What this task involves: Can you transcribe the data exactly? Leave the pictures out.

------------------------------------------------

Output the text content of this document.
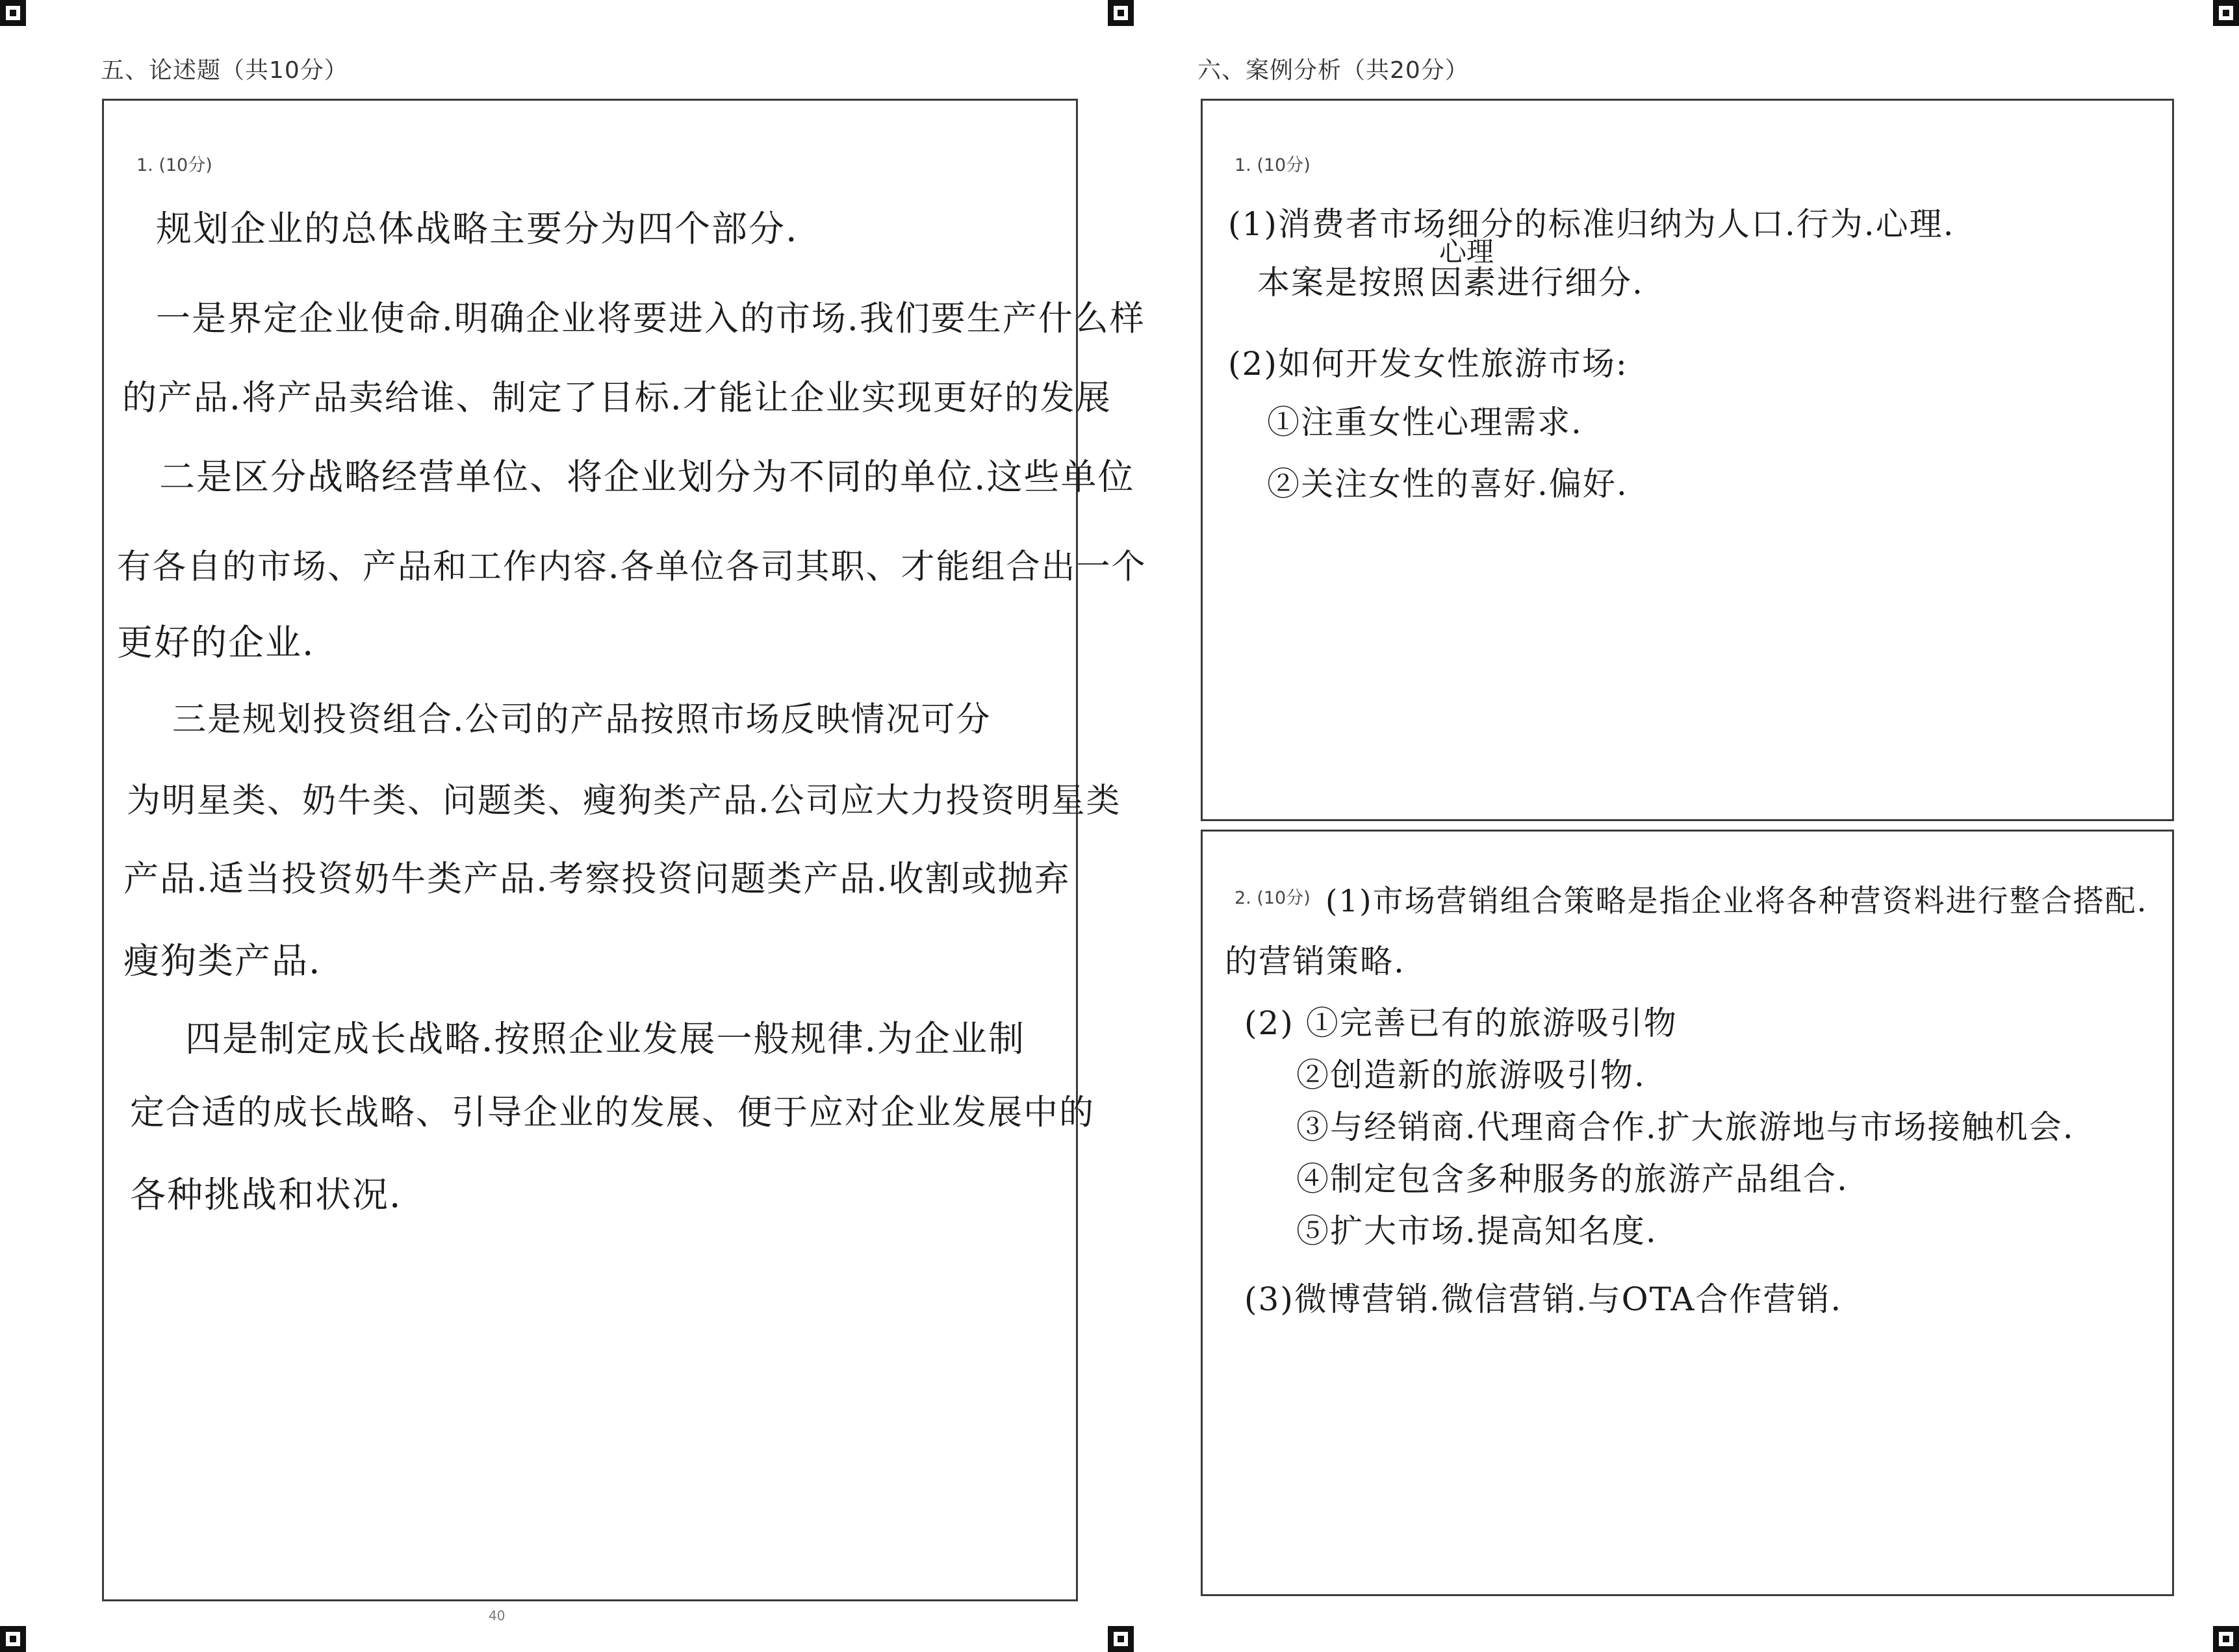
五、论述题（共10分）
1. (10分)
规划企业的总体战略主要分为四个部分.
一是界定企业使命.明确企业将要进入的市场.我们要生产什么样
的产品.将产品卖给谁、制定了目标.才能让企业实现更好的发展
二是区分战略经营单位、将企业划分为不同的单位.这些单位
有各自的市场、产品和工作内容.各单位各司其职、才能组合出一个
更好的企业.
三是规划投资组合.公司的产品按照市场反映情况可分
为明星类、奶牛类、问题类、瘦狗类产品.公司应大力投资明星类
产品.适当投资奶牛类产品.考察投资问题类产品.收割或抛弃
瘦狗类产品.
四是制定成长战略.按照企业发展一般规律.为企业制
定合适的成长战略、引导企业的发展、便于应对企业发展中的
各种挑战和状况.
40
六、案例分析（共20分）
1. (10分)
(1)消费者市场细分的标准归纳为人口.行为.心理.
本案是按照
心理
因素进行细分.
(2)如何开发女性旅游市场:
①注重女性心理需求.
②关注女性的喜好.偏好.
2. (10分) (1)市场营销组合策略是指企业将各种营资料进行整合搭配.
的营销策略.
(2) ①完善已有的旅游吸引物
②创造新的旅游吸引物.
③与经销商.代理商合作.扩大旅游地与市场接触机会.
④制定包含多种服务的旅游产品组合.
⑤扩大市场.提高知名度.
(3)微博营销.微信营销.与OTA合作营销.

------------------------------------------------

The completed task:
Output the text content of this document.
五、论述题（共10分）
1. (10分)
规划企业的总体战略主要分为四个部分.
一是界定企业使命.明确企业将要进入的市场.我们要生产什么样
的产品.将产品卖给谁、制定了目标.才能让企业实现更好的发展
二是区分战略经营单位、将企业划分为不同的单位.这些单位
有各自的市场、产品和工作内容.各单位各司其职、才能组合出一个
更好的企业.
三是规划投资组合.公司的产品按照市场反映情况可分
为明星类、奶牛类、问题类、瘦狗类产品.公司应大力投资明星类
产品.适当投资奶牛类产品.考察投资问题类产品.收割或抛弃
瘦狗类产品.
四是制定成长战略.按照企业发展一般规律.为企业制
定合适的成长战略、引导企业的发展、便于应对企业发展中的
各种挑战和状况.
40
六、案例分析（共20分）
1. (10分)
(1)消费者市场细分的标准归纳为人口.行为.心理.
本案是按照
心理
因素进行细分.
(2)如何开发女性旅游市场:
①注重女性心理需求.
②关注女性的喜好.偏好.
2. (10分) (1)市场营销组合策略是指企业将各种营资料进行整合搭配.
的营销策略.
(2) ①完善已有的旅游吸引物
②创造新的旅游吸引物.
③与经销商.代理商合作.扩大旅游地与市场接触机会.
④制定包含多种服务的旅游产品组合.
⑤扩大市场.提高知名度.
(3)微博营销.微信营销.与OTA合作营销.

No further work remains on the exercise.